start Supplied records

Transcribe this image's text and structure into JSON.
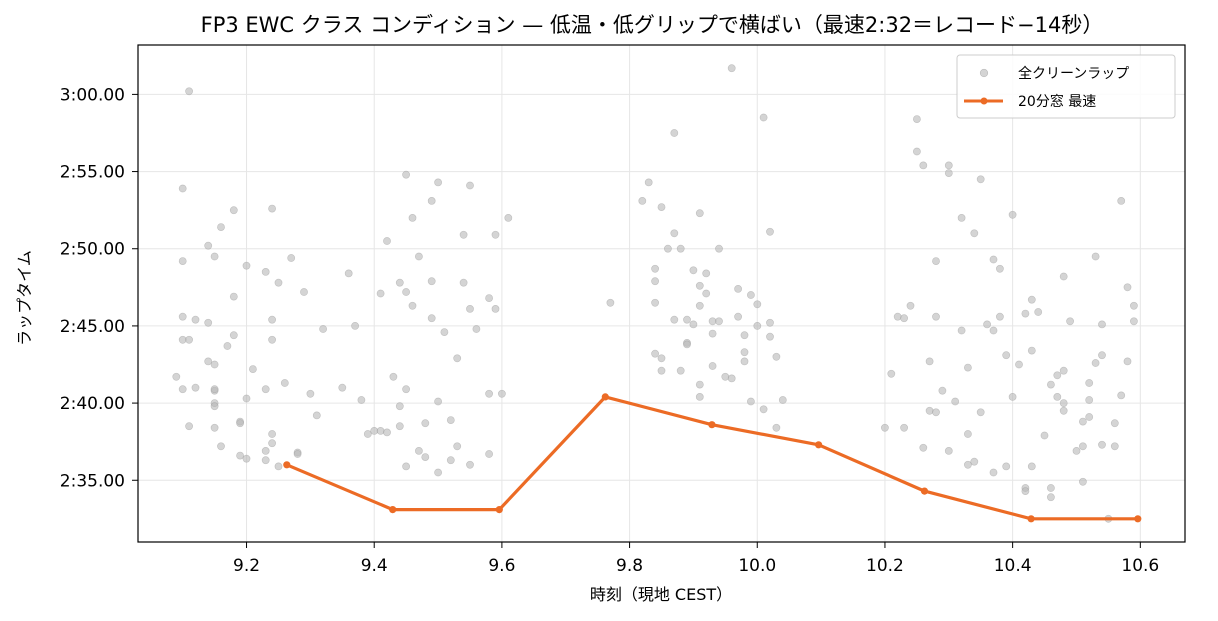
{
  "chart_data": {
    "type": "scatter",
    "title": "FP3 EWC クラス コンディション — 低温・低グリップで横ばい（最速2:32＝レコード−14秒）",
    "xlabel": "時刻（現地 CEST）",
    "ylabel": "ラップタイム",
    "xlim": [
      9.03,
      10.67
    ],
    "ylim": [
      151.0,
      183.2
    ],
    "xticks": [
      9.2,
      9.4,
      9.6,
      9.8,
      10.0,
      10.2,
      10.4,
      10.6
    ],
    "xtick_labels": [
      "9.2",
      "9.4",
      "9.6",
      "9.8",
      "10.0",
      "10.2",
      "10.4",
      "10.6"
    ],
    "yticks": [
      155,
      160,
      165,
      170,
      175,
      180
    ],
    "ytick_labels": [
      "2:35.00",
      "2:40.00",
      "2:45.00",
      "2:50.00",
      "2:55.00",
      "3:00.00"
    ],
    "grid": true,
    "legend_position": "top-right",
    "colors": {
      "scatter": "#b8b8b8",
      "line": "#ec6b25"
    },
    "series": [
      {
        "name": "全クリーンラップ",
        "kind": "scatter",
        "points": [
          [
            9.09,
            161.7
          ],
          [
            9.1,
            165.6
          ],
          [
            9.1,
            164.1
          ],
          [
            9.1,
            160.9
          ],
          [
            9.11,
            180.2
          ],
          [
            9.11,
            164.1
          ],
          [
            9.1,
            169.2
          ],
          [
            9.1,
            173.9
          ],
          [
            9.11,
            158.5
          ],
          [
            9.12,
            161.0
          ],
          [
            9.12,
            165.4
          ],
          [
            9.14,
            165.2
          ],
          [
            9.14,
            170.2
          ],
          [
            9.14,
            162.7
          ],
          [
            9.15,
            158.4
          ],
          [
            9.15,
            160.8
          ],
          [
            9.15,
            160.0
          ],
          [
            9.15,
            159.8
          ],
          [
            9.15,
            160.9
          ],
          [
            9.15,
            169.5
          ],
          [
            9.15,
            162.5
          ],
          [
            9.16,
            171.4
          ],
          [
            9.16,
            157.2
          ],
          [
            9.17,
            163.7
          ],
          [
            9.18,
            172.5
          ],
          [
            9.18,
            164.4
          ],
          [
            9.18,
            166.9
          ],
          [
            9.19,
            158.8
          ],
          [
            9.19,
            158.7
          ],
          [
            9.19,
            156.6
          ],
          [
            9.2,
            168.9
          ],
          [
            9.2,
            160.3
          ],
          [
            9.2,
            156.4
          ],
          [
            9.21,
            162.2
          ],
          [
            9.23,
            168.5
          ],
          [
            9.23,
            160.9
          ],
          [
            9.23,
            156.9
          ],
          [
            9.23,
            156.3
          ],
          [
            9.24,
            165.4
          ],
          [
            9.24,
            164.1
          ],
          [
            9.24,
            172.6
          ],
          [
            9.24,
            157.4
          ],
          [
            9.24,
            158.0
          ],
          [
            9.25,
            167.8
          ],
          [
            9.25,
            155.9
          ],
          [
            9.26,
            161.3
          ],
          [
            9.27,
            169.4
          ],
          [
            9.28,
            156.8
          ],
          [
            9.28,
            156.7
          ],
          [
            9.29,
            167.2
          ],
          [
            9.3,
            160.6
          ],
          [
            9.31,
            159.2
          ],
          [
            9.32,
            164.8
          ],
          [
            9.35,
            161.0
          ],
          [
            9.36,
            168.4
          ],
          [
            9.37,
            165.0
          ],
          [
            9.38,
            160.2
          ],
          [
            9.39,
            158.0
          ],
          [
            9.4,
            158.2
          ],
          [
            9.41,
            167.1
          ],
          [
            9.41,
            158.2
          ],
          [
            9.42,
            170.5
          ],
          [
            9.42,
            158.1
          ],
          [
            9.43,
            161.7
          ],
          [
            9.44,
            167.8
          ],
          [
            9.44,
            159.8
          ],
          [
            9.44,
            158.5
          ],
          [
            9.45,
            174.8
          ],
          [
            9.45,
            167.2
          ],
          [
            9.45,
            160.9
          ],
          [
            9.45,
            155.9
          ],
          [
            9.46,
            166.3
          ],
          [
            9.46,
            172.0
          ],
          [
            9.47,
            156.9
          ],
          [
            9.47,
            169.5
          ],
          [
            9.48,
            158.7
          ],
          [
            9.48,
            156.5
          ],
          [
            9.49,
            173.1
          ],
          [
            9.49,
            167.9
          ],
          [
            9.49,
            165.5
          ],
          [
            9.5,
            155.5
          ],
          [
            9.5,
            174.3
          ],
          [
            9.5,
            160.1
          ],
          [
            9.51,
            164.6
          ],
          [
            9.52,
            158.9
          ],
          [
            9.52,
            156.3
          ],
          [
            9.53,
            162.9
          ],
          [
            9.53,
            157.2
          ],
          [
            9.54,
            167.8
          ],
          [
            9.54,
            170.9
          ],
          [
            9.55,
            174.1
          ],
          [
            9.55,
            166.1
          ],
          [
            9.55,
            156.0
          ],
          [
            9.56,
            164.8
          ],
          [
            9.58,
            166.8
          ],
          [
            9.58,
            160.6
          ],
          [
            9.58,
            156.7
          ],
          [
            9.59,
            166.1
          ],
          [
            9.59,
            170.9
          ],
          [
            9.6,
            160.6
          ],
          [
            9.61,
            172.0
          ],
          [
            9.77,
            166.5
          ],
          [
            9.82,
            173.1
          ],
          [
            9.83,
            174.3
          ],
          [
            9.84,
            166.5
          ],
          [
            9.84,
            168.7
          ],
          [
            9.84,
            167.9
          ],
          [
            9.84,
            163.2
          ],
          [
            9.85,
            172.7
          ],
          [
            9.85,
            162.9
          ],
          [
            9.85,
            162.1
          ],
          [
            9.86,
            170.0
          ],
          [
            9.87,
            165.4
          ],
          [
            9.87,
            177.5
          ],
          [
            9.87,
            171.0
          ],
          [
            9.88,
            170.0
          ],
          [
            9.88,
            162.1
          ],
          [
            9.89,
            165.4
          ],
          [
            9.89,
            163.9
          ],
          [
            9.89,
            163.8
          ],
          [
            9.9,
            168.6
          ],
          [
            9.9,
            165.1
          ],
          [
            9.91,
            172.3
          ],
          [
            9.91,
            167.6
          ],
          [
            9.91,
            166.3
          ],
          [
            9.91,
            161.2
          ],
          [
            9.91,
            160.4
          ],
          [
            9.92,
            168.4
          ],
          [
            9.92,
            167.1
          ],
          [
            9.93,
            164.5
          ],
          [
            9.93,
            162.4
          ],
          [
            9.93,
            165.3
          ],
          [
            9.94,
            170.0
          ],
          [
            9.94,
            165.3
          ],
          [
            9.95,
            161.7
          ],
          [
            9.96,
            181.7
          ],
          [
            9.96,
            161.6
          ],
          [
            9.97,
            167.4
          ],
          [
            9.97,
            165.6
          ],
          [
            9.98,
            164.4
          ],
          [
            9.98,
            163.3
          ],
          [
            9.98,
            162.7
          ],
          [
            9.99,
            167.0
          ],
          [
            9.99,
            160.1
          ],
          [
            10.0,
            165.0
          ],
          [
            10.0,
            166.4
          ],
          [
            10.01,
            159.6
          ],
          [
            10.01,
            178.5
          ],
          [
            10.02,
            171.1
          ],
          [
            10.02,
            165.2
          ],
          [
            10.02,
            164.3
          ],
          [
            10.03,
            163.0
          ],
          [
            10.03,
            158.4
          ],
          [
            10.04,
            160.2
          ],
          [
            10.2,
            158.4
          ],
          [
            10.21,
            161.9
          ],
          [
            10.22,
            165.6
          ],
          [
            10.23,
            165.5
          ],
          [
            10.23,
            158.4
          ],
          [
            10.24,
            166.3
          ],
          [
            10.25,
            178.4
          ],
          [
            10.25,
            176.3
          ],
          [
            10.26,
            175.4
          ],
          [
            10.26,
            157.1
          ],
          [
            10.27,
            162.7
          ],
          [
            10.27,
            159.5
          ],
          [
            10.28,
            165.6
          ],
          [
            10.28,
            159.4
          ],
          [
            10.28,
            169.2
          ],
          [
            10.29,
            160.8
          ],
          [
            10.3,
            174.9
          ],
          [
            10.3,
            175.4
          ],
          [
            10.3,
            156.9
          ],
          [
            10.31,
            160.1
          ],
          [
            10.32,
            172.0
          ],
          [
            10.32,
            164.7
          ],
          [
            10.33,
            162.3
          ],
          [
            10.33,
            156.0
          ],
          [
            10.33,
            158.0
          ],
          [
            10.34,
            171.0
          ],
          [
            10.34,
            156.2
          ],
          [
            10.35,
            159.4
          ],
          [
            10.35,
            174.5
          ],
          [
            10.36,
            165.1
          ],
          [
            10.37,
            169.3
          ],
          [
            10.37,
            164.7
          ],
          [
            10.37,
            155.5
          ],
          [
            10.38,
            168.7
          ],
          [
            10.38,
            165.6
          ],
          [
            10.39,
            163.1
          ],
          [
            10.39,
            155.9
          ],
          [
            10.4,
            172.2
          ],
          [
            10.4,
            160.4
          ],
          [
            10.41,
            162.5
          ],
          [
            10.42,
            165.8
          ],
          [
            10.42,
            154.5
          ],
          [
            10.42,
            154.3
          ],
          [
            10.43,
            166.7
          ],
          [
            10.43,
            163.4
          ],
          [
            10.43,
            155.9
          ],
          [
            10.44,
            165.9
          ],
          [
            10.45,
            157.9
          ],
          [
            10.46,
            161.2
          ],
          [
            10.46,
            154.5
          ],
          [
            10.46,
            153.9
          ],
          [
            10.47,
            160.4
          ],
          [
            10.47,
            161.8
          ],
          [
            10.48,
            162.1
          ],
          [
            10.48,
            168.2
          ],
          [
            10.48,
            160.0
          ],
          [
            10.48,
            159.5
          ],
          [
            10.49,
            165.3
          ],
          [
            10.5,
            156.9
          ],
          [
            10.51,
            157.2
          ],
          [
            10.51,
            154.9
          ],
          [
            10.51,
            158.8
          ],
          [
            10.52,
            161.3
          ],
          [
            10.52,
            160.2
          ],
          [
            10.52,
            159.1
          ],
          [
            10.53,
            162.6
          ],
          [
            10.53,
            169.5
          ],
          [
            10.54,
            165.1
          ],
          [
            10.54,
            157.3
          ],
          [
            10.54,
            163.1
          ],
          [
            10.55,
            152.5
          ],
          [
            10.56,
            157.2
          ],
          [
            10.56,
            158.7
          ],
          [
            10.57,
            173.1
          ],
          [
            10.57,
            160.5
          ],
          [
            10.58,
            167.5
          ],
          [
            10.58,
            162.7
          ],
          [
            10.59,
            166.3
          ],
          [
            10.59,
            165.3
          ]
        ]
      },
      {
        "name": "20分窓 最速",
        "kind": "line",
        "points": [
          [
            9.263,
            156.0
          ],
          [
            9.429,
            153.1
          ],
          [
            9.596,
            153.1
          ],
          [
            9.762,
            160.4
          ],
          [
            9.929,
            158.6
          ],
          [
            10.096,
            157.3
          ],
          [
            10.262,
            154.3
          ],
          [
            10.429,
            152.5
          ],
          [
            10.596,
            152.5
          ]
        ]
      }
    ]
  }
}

end Supplied records

Task to complete -> Copy each line of the entries that includes the word "scatter".

Written reply ->
    "type": "scatter",
      "scatter": "#b8b8b8",
        "kind": "scatter",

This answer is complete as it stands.